--- RAW DATA ---

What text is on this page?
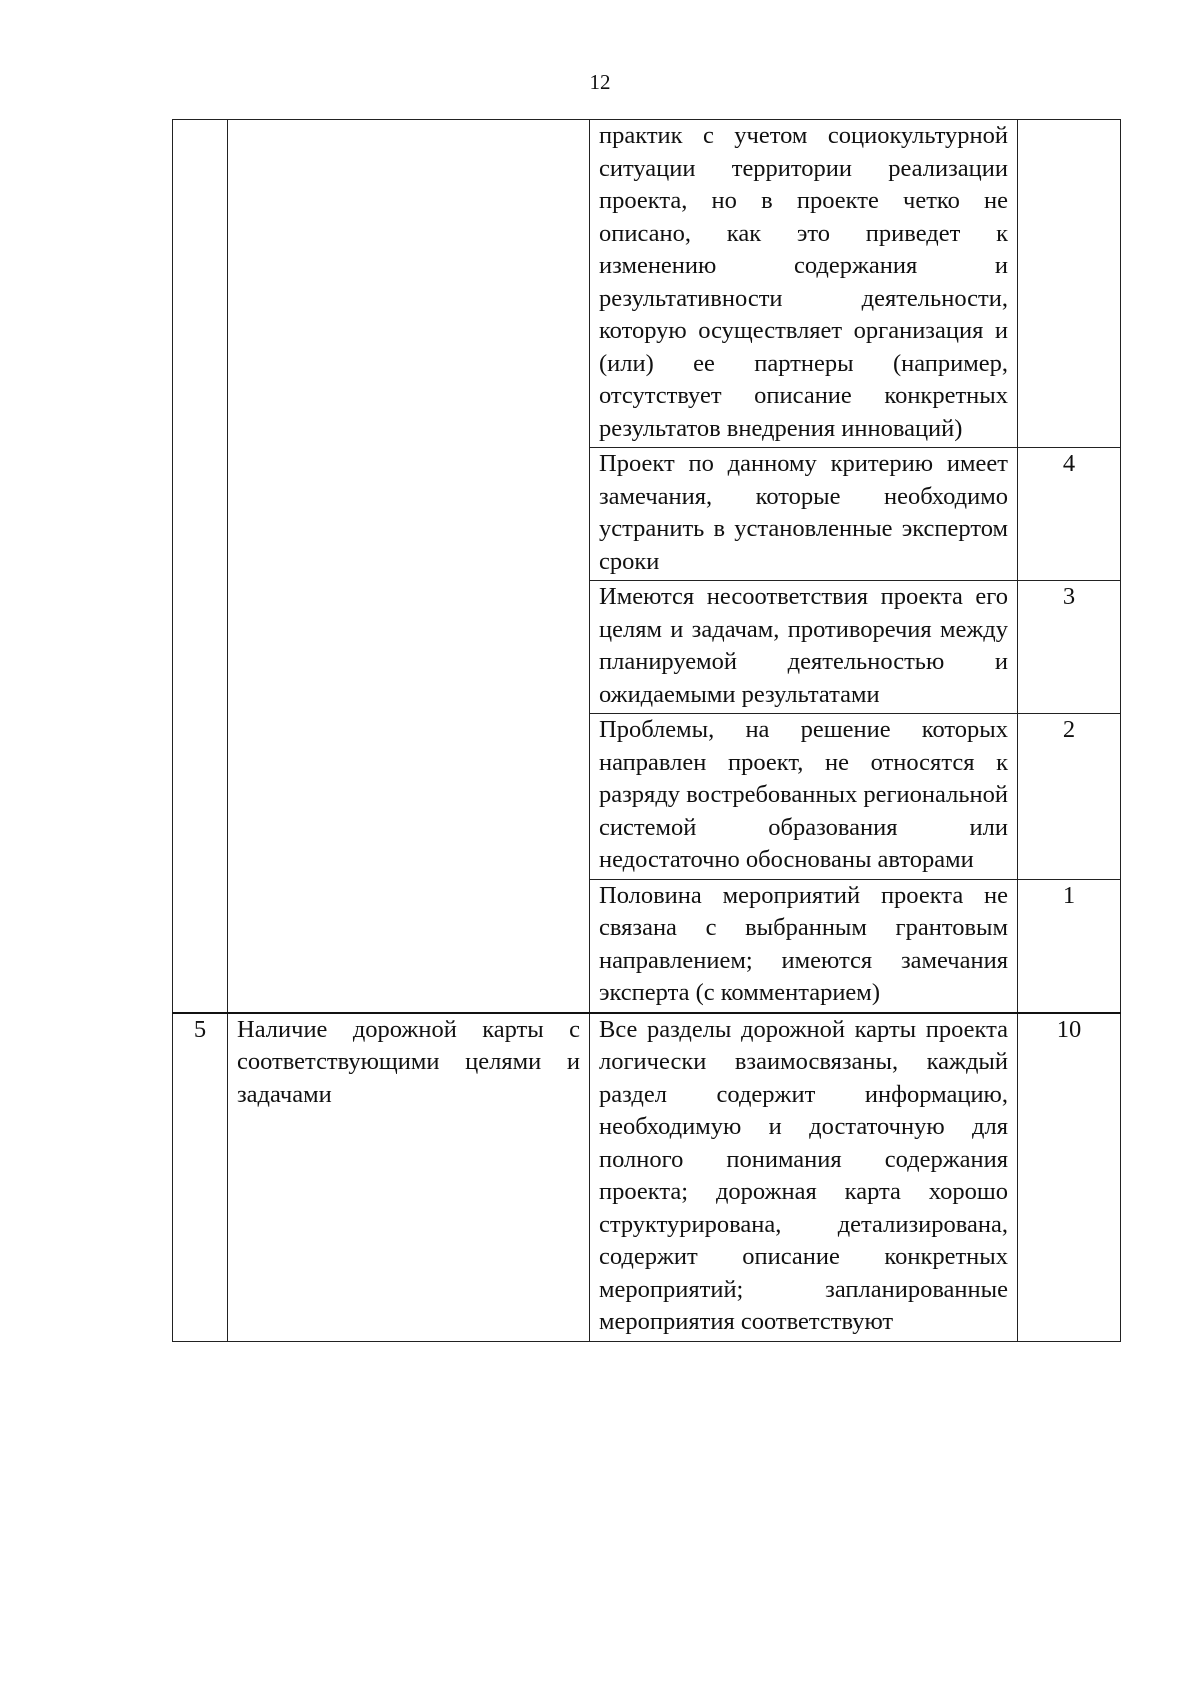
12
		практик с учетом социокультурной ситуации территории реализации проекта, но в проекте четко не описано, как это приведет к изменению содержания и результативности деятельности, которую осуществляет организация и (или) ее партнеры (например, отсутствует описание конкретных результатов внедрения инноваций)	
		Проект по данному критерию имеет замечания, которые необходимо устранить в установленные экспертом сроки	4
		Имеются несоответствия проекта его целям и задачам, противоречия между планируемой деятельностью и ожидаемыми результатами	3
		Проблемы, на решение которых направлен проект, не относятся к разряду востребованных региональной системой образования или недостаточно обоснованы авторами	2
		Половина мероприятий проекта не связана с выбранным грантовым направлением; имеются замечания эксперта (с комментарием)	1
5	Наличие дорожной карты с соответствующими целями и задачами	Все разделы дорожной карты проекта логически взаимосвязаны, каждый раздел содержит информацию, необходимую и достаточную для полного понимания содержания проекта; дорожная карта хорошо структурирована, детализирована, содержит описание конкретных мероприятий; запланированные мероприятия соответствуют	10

---

# [YOUR GOAL]
Quote each record exactly as it stands, minus the pictures.

# [ANSWER TO THIS PROBLEM]
What text is on this page?
12
		практик с учетом социокультурной ситуации территории реализации проекта, но в проекте четко не описано, как это приведет к изменению содержания и результативности деятельности, которую осуществляет организация и (или) ее партнеры (например, отсутствует описание конкретных результатов внедрения инноваций)	
		Проект по данному критерию имеет замечания, которые необходимо устранить в установленные экспертом сроки	4
		Имеются несоответствия проекта его целям и задачам, противоречия между планируемой деятельностью и ожидаемыми результатами	3
		Проблемы, на решение которых направлен проект, не относятся к разряду востребованных региональной системой образования или недостаточно обоснованы авторами	2
		Половина мероприятий проекта не связана с выбранным грантовым направлением; имеются замечания эксперта (с комментарием)	1
5	Наличие дорожной карты с соответствующими целями и задачами	Все разделы дорожной карты проекта логически взаимосвязаны, каждый раздел содержит информацию, необходимую и достаточную для полного понимания содержания проекта; дорожная карта хорошо структурирована, детализирована, содержит описание конкретных мероприятий; запланированные мероприятия соответствуют	10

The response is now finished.